## [Task to carry out]
Would you retype all of these records exactly?

## [Exercise material]
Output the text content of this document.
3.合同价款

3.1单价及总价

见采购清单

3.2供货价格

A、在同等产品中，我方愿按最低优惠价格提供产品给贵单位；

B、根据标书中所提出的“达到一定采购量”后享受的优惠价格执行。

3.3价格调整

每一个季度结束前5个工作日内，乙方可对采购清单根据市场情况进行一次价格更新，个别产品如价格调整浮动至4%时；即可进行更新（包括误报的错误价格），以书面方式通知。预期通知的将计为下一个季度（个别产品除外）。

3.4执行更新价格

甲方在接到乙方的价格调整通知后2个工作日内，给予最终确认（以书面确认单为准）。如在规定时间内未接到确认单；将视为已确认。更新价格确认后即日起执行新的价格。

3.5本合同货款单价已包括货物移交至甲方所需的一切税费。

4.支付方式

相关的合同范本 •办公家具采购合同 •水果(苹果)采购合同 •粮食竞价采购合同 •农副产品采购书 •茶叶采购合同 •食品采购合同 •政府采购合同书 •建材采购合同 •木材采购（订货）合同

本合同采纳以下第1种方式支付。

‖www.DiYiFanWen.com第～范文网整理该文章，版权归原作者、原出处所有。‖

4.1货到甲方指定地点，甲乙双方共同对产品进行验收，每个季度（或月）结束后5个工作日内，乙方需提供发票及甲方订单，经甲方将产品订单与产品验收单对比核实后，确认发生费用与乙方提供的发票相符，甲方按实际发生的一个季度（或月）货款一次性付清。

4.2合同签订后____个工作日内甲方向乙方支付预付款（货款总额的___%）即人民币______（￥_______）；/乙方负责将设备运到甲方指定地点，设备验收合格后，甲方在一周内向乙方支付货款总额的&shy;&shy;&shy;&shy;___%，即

## [Answer for this exercise]
Output the text content of this document.
3.合同价款

3.1单价及总价

见采购清单

3.2供货价格

A、在同等产品中，我方愿按最低优惠价格提供产品给贵单位；

B、根据标书中所提出的“达到一定采购量”后享受的优惠价格执行。

3.3价格调整

每一个季度结束前5个工作日内，乙方可对采购清单根据市场情况进行一次价格更新，个别产品如价格调整浮动至4%时；即可进行更新（包括误报的错误价格），以书面方式通知。预期通知的将计为下一个季度（个别产品除外）。

3.4执行更新价格

甲方在接到乙方的价格调整通知后2个工作日内，给予最终确认（以书面确认单为准）。如在规定时间内未接到确认单；将视为已确认。更新价格确认后即日起执行新的价格。

3.5本合同货款单价已包括货物移交至甲方所需的一切税费。

4.支付方式

相关的合同范本 •办公家具采购合同 •水果(苹果)采购合同 •粮食竞价采购合同 •农副产品采购书 •茶叶采购合同 •食品采购合同 •政府采购合同书 •建材采购合同 •木材采购（订货）合同

本合同采纳以下第1种方式支付。

‖www.DiYiFanWen.com第～范文网整理该文章，版权归原作者、原出处所有。‖

4.1货到甲方指定地点，甲乙双方共同对产品进行验收，每个季度（或月）结束后5个工作日内，乙方需提供发票及甲方订单，经甲方将产品订单与产品验收单对比核实后，确认发生费用与乙方提供的发票相符，甲方按实际发生的一个季度（或月）货款一次性付清。

4.2合同签订后____个工作日内甲方向乙方支付预付款（货款总额的___%）即人民币______（￥_______）；/乙方负责将设备运到甲方指定地点，设备验收合格后，甲方在一周内向乙方支付货款总额的&shy;&shy;&shy;&shy;___%，即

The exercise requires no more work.